Quoted passage:

--- START ---

Starting with “Runaway,” from his most recent collection Nefarious, Xavier read 10 poems from throughout his career, including the early “Tradiciónes” from Pier Queen, a deliberate mashup of English and Spanish in which the writer says he’s going to defy the “traditions” of machismo and settle on his own identity; “Commonwealth,” a tribute to a recently deceased Nuyorican poet in which Xavier uses Puerto Rico’s in-between “commonwealth” status — neither a U.S. territory nor a full-fledged state — as a metaphor for his own struggles to find his own identity; and “Children of Magdalene” from Americano, a defense of multiculturalism inspired by a protest against his reading at Towson University in Baltimore by Youth for Western Civilization (YWC).
This group, Xavier explained, “basically does not like Gays or people of color, so I was obviously their perfect target.” Though Xavier described YWC as if it were still a going concern, a September 5, 2012 post from the Anti-Defamation League  (ADL) (http://blog.adl.org/civil-rights/former-youth-for-western-civilization-leader-promotes-white-student-union-at-towson) notes that it “has been rel­a­tively inac­tive as a national orga­ni­za­tion since its founder, Kevin DeAnna, stepped down as pres­i­dent of the group in Feb­ru­ary 2012.” According to ADL, the president of the Towson University chapter, Matthew Heimbach, disbanded it in March 2012, reorganized and now heads a White Students’ Union at the school. A photo of Heimbach on the ADL post shows him standing in front of a Confederate flag.

--- END ---

Extracted records:
--- START ---

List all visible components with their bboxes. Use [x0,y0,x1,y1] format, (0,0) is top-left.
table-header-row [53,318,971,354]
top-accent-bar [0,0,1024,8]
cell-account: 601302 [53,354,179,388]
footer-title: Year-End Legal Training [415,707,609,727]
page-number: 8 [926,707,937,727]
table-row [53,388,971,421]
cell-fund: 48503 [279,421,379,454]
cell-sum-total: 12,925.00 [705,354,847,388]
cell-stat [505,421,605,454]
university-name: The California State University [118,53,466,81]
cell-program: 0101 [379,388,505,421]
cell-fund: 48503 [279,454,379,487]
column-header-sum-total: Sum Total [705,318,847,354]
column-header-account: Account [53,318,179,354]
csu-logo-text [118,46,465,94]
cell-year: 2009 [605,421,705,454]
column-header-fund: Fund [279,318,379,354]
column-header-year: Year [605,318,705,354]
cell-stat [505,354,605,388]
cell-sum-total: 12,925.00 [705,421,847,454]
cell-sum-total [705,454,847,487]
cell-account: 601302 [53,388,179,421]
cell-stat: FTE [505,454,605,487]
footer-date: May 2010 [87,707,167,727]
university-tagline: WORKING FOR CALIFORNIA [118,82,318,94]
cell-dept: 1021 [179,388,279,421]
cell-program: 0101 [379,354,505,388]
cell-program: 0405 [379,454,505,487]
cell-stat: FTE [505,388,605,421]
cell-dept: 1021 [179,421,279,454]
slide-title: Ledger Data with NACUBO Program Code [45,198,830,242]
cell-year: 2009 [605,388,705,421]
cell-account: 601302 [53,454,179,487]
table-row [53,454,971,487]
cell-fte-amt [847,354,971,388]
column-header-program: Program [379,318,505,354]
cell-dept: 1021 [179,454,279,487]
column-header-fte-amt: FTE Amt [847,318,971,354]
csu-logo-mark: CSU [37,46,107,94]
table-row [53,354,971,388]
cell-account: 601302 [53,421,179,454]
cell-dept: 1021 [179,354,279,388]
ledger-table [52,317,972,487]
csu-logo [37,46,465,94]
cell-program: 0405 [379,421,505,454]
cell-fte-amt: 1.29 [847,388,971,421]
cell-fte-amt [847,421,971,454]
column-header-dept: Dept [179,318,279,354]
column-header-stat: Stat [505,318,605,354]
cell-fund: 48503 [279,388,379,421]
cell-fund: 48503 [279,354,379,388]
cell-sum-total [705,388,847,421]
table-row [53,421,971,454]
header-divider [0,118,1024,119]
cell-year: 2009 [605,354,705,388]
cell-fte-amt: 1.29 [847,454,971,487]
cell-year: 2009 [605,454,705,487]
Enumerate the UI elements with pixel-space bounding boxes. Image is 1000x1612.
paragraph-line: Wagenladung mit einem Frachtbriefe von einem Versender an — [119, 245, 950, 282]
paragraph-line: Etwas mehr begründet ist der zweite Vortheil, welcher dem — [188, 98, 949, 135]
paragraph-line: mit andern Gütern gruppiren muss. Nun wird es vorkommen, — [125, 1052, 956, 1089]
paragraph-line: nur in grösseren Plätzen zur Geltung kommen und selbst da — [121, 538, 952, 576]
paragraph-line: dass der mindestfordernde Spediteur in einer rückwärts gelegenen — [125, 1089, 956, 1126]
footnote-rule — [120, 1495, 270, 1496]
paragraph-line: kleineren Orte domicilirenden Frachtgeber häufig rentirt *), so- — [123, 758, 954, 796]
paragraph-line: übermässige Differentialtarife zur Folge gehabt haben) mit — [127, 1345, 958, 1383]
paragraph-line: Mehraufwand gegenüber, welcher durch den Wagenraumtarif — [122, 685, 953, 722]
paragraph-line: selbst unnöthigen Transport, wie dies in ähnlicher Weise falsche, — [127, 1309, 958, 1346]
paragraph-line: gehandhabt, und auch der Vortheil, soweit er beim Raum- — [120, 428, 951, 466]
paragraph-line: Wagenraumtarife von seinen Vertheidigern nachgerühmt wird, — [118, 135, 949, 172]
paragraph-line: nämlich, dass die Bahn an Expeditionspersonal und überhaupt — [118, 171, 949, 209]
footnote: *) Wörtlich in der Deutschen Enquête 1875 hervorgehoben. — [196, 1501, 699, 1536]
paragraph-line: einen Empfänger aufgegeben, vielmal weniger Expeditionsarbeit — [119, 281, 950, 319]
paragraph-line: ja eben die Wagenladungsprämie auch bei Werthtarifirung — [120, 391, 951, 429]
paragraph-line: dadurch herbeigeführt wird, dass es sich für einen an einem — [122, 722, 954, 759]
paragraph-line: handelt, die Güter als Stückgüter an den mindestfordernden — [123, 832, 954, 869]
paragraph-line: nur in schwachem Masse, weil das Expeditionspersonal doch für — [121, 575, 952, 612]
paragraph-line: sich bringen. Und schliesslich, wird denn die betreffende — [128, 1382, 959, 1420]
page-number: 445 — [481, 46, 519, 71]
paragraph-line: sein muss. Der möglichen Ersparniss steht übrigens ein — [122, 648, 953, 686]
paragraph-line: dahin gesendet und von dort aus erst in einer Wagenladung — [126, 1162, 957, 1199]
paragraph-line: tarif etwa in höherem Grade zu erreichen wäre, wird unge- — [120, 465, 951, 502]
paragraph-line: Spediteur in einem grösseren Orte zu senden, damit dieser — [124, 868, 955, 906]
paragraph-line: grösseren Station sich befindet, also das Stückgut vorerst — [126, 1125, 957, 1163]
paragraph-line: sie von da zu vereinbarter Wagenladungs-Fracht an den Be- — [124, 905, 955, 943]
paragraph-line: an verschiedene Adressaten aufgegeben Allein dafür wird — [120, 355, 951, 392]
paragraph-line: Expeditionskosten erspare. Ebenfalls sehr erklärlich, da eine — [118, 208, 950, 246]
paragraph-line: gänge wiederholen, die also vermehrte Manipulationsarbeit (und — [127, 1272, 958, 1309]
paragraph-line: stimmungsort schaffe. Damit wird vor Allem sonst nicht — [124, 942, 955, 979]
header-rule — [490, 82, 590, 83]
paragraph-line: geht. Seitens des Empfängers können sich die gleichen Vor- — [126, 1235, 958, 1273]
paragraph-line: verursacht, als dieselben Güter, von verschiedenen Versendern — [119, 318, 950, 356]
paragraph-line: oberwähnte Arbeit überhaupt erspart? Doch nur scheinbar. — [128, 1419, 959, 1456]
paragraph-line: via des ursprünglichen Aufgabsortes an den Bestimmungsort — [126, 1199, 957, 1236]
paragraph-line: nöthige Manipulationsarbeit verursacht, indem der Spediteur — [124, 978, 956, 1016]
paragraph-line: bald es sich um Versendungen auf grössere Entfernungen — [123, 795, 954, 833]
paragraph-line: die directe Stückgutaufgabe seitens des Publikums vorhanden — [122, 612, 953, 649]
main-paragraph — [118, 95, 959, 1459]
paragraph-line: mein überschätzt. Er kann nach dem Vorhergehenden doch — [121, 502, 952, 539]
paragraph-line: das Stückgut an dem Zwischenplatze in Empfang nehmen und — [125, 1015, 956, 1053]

--- END ---

Task statement: Copy the stretch of the passage on Xavier's poetry reading from "This group, Xavier" through "a Confederate flag.", replacing "going concern" with "active group".

Exercise answer:
This group, Xavier explained, “basically does not like Gays or people of color, so I was obviously their perfect target.” Though Xavier described YWC as if it were still a active group, a September 5, 2012 post from the Anti-Defamation League  (ADL) (http://blog.adl.org/civil-rights/former-youth-for-western-civilization-leader-promotes-white-student-union-at-towson) notes that it “has been rel­a­tively inac­tive as a national orga­ni­za­tion since its founder, Kevin DeAnna, stepped down as pres­i­dent of the group in Feb­ru­ary 2012.” According to ADL, the president of the Towson University chapter, Matthew Heimbach, disbanded it in March 2012, reorganized and now heads a White Students’ Union at the school. A photo of Heimbach on the ADL post shows him standing in front of a Confederate flag.